WHAT YOU WILL DO — Leave out the pictures, then reproduce the rest of the material exactly.

DATA FOR THE TASK —

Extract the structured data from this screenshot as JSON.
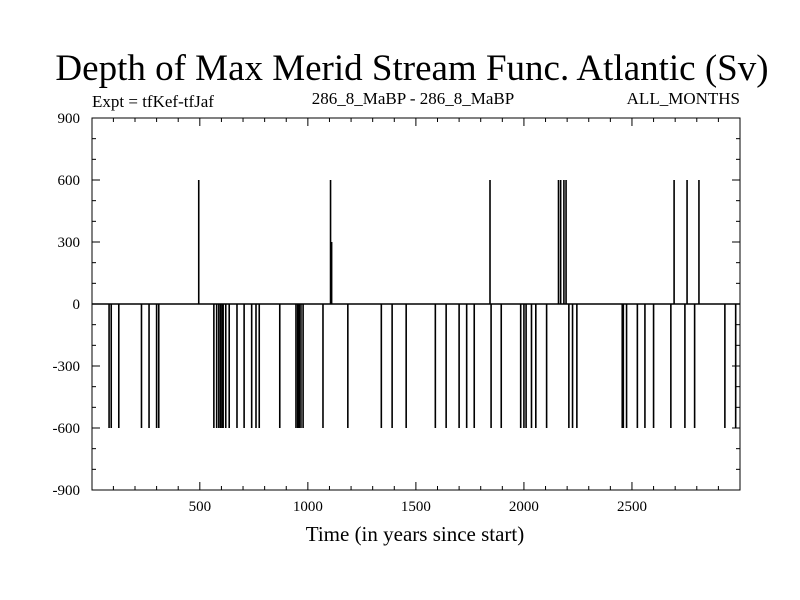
{
  "chart_data": {
    "type": "bar",
    "title": "Depth of Max Merid Stream Func. Atlantic (Sv)",
    "subtitle_left": "Expt = tfKef-tfJaf",
    "subtitle_center": "286_8_MaBP - 286_8_MaBP",
    "subtitle_right": "ALL_MONTHS",
    "xlabel": "Time (in years since start)",
    "ylabel": "",
    "xlim": [
      1,
      3000
    ],
    "ylim": [
      -900,
      900
    ],
    "x_ticks": [
      500,
      1000,
      1500,
      2000,
      2500
    ],
    "y_ticks": [
      -900,
      -600,
      -300,
      0,
      300,
      600,
      900
    ],
    "x_tick_labels": [
      "500",
      "1000",
      "1500",
      "2000",
      "2500"
    ],
    "y_tick_labels": [
      "-900",
      "-600",
      "-300",
      "0",
      "300",
      "600",
      "900"
    ],
    "grid": false,
    "series": [
      {
        "x": [
          80,
          90,
          125,
          230,
          265,
          300,
          310,
          495,
          565,
          578,
          588,
          596,
          603,
          608,
          620,
          636,
          672,
          705,
          740,
          760,
          775,
          870,
          945,
          953,
          960,
          968,
          978,
          1070,
          1105,
          1110,
          1185,
          1340,
          1390,
          1455,
          1590,
          1640,
          1700,
          1735,
          1770,
          1843,
          1848,
          1895,
          1985,
          2000,
          2010,
          2035,
          2055,
          2105,
          2160,
          2170,
          2185,
          2195,
          2208,
          2225,
          2245,
          2455,
          2460,
          2475,
          2525,
          2560,
          2600,
          2680,
          2695,
          2745,
          2755,
          2790,
          2810,
          2930,
          2980
        ],
        "values": [
          -600,
          -600,
          -600,
          -600,
          -600,
          -600,
          -600,
          600,
          -600,
          -600,
          -600,
          -600,
          -600,
          -600,
          -600,
          -600,
          -600,
          -600,
          -600,
          -600,
          -600,
          -600,
          -600,
          -600,
          -600,
          -600,
          -600,
          -600,
          600,
          300,
          -600,
          -600,
          -600,
          -600,
          -600,
          -600,
          -600,
          -600,
          -600,
          600,
          -600,
          -600,
          -600,
          -600,
          -600,
          -600,
          -600,
          -600,
          600,
          600,
          600,
          600,
          -600,
          -600,
          -600,
          -600,
          -600,
          -600,
          -600,
          -600,
          -600,
          -600,
          600,
          -600,
          600,
          -600,
          600,
          -600,
          -600
        ]
      }
    ]
  }
}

TASK SOLUTION —
Extract the structured data from this screenshot as JSON.
{
  "chart_data": {
    "type": "bar",
    "title": "Depth of Max Merid Stream Func. Atlantic (Sv)",
    "subtitle_left": "Expt = tfKef-tfJaf",
    "subtitle_center": "286_8_MaBP - 286_8_MaBP",
    "subtitle_right": "ALL_MONTHS",
    "xlabel": "Time (in years since start)",
    "ylabel": "",
    "xlim": [
      1,
      3000
    ],
    "ylim": [
      -900,
      900
    ],
    "x_ticks": [
      500,
      1000,
      1500,
      2000,
      2500
    ],
    "y_ticks": [
      -900,
      -600,
      -300,
      0,
      300,
      600,
      900
    ],
    "x_tick_labels": [
      "500",
      "1000",
      "1500",
      "2000",
      "2500"
    ],
    "y_tick_labels": [
      "-900",
      "-600",
      "-300",
      "0",
      "300",
      "600",
      "900"
    ],
    "grid": false,
    "series": [
      {
        "x": [
          80,
          90,
          125,
          230,
          265,
          300,
          310,
          495,
          565,
          578,
          588,
          596,
          603,
          608,
          620,
          636,
          672,
          705,
          740,
          760,
          775,
          870,
          945,
          953,
          960,
          968,
          978,
          1070,
          1105,
          1110,
          1185,
          1340,
          1390,
          1455,
          1590,
          1640,
          1700,
          1735,
          1770,
          1843,
          1848,
          1895,
          1985,
          2000,
          2010,
          2035,
          2055,
          2105,
          2160,
          2170,
          2185,
          2195,
          2208,
          2225,
          2245,
          2455,
          2460,
          2475,
          2525,
          2560,
          2600,
          2680,
          2695,
          2745,
          2755,
          2790,
          2810,
          2930,
          2980
        ],
        "values": [
          -600,
          -600,
          -600,
          -600,
          -600,
          -600,
          -600,
          600,
          -600,
          -600,
          -600,
          -600,
          -600,
          -600,
          -600,
          -600,
          -600,
          -600,
          -600,
          -600,
          -600,
          -600,
          -600,
          -600,
          -600,
          -600,
          -600,
          -600,
          600,
          300,
          -600,
          -600,
          -600,
          -600,
          -600,
          -600,
          -600,
          -600,
          -600,
          600,
          -600,
          -600,
          -600,
          -600,
          -600,
          -600,
          -600,
          -600,
          600,
          600,
          600,
          600,
          -600,
          -600,
          -600,
          -600,
          -600,
          -600,
          -600,
          -600,
          -600,
          -600,
          600,
          -600,
          600,
          -600,
          600,
          -600,
          -600
        ]
      }
    ]
  }
}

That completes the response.